_Recorded data_
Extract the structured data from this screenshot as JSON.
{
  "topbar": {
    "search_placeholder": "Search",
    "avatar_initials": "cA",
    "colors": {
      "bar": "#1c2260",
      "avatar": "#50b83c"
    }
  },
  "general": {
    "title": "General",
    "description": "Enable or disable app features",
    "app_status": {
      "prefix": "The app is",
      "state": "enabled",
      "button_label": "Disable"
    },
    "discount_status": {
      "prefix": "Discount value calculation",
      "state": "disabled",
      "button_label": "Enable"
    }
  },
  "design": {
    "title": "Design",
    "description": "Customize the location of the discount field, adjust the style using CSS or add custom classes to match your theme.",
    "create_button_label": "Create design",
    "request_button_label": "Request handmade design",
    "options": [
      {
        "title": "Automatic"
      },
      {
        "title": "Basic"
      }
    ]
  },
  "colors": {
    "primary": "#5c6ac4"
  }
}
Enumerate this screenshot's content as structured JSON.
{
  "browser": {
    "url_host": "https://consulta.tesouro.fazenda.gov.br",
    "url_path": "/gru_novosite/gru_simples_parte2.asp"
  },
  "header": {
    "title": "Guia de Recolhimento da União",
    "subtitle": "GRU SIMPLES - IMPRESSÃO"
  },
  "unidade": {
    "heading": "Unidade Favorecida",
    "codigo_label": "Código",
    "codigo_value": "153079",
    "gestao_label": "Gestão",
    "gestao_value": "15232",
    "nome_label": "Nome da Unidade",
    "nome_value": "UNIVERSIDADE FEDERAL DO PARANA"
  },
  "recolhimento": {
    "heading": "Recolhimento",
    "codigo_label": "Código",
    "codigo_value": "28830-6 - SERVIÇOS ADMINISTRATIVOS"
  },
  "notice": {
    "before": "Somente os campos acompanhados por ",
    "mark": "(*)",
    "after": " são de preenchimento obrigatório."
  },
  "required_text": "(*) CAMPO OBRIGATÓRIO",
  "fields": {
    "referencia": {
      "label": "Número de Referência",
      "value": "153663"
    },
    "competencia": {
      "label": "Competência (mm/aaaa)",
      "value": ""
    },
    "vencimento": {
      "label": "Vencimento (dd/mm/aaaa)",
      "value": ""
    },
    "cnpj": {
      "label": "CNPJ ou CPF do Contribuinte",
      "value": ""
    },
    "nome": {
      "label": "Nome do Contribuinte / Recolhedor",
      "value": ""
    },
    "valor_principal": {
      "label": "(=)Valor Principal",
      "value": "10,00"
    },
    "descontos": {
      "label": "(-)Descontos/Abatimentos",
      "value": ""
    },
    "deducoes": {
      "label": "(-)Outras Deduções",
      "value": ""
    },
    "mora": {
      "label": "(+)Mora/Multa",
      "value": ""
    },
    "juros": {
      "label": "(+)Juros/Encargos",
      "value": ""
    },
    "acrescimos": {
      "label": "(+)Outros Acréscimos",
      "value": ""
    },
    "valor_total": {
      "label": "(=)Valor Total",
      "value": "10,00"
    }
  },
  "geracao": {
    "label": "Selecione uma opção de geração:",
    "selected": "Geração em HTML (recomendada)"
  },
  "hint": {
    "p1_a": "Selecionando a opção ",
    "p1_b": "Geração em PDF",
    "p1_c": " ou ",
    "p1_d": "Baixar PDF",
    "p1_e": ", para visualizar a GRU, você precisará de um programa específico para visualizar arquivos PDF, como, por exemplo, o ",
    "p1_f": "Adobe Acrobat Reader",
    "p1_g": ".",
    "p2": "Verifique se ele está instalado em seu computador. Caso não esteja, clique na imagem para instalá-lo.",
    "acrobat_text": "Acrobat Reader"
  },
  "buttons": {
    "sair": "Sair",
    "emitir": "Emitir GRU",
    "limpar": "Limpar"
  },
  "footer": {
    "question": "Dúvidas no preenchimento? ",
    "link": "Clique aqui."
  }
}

_What to do_
From the data, pick out every line that includes "structured".

_Reply_
Extract the structured data from this screenshot as JSON.
Enumerate this screenshot's content as structured JSON.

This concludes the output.